**Task objective:** Below are the records. List every line holding the word "color".

(Recorded data)
───

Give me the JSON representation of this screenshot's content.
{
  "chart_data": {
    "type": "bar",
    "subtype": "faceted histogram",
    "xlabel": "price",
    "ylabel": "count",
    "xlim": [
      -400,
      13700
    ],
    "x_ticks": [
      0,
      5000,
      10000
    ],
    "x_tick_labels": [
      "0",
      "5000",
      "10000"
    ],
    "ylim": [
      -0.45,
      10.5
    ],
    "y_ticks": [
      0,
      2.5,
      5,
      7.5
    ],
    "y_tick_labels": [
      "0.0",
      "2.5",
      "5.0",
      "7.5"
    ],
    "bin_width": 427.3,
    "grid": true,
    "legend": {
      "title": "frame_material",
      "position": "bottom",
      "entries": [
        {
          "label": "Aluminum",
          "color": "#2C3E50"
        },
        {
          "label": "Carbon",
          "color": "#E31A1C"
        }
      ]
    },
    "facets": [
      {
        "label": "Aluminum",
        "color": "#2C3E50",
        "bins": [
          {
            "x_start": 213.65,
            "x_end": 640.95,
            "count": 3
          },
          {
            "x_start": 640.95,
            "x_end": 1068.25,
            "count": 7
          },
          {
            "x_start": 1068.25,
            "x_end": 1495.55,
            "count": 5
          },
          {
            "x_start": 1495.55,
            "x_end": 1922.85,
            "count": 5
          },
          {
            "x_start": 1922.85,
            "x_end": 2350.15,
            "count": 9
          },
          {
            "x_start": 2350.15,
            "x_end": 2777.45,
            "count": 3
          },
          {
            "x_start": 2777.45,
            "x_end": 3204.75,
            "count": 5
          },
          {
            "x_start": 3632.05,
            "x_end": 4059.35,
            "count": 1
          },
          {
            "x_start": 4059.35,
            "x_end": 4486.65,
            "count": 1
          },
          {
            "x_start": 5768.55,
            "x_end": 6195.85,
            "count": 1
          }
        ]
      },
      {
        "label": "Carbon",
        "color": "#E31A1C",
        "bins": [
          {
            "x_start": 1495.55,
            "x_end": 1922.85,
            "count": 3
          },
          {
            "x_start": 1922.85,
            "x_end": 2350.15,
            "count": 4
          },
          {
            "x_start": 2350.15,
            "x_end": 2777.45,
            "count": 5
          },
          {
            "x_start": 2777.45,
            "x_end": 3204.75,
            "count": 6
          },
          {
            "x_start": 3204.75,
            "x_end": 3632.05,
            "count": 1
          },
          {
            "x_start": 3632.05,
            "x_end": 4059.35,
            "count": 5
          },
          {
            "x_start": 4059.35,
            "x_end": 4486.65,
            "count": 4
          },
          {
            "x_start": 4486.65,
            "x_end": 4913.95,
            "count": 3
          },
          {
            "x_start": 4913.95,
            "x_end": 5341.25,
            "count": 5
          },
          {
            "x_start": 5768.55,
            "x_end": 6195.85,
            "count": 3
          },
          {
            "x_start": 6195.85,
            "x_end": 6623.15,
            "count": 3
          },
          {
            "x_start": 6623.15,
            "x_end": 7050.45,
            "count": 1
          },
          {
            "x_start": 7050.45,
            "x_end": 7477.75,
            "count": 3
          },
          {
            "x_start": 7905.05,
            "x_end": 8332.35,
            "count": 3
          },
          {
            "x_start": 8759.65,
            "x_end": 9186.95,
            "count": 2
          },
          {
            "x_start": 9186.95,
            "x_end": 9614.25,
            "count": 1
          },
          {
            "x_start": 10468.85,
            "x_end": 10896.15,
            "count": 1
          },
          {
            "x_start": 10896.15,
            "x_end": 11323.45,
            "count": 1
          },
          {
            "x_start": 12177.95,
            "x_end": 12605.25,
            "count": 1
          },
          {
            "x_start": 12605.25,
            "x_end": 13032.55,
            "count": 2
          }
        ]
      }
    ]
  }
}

───

**Right answer:**
          "color": "#2C3E50"
          "color": "#E31A1C"
        "color": "#2C3E50",
        "color": "#E31A1C",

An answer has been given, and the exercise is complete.